▶ Work to be completed
Take the entries below and reproduce them word for word.

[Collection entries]

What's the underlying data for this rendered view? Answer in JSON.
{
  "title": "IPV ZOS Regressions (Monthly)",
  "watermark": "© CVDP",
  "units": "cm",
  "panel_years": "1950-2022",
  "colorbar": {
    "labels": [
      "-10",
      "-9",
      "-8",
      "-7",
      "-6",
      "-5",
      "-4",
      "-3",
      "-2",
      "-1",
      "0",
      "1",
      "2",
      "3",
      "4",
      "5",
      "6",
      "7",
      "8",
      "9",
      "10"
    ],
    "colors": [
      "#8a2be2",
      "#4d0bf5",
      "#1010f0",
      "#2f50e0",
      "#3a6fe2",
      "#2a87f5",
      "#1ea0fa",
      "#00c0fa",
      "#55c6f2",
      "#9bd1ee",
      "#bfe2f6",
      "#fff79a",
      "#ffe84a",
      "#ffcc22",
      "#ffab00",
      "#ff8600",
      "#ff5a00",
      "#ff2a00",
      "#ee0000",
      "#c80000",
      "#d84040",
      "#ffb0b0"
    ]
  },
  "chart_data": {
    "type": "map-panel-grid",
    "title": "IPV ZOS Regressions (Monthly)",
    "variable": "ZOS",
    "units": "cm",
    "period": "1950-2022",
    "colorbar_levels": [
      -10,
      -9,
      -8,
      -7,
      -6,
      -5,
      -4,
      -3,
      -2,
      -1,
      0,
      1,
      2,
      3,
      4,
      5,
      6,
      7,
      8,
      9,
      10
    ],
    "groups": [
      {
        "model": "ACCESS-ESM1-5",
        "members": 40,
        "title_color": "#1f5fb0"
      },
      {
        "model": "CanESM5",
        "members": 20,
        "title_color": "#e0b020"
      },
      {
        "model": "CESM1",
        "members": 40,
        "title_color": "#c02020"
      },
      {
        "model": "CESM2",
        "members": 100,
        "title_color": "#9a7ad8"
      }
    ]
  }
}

▶ Result
What's the underlying data for this rendered view? Answer in JSON.
{
  "title": "IPV ZOS Regressions (Monthly)",
  "watermark": "© CVDP",
  "units": "cm",
  "panel_years": "1950-2022",
  "colorbar": {
    "labels": [
      "-10",
      "-9",
      "-8",
      "-7",
      "-6",
      "-5",
      "-4",
      "-3",
      "-2",
      "-1",
      "0",
      "1",
      "2",
      "3",
      "4",
      "5",
      "6",
      "7",
      "8",
      "9",
      "10"
    ],
    "colors": [
      "#8a2be2",
      "#4d0bf5",
      "#1010f0",
      "#2f50e0",
      "#3a6fe2",
      "#2a87f5",
      "#1ea0fa",
      "#00c0fa",
      "#55c6f2",
      "#9bd1ee",
      "#bfe2f6",
      "#fff79a",
      "#ffe84a",
      "#ffcc22",
      "#ffab00",
      "#ff8600",
      "#ff5a00",
      "#ff2a00",
      "#ee0000",
      "#c80000",
      "#d84040",
      "#ffb0b0"
    ]
  },
  "chart_data": {
    "type": "map-panel-grid",
    "title": "IPV ZOS Regressions (Monthly)",
    "variable": "ZOS",
    "units": "cm",
    "period": "1950-2022",
    "colorbar_levels": [
      -10,
      -9,
      -8,
      -7,
      -6,
      -5,
      -4,
      -3,
      -2,
      -1,
      0,
      1,
      2,
      3,
      4,
      5,
      6,
      7,
      8,
      9,
      10
    ],
    "groups": [
      {
        "model": "ACCESS-ESM1-5",
        "members": 40,
        "title_color": "#1f5fb0"
      },
      {
        "model": "CanESM5",
        "members": 20,
        "title_color": "#e0b020"
      },
      {
        "model": "CESM1",
        "members": 40,
        "title_color": "#c02020"
      },
      {
        "model": "CESM2",
        "members": 100,
        "title_color": "#9a7ad8"
      }
    ]
  }
}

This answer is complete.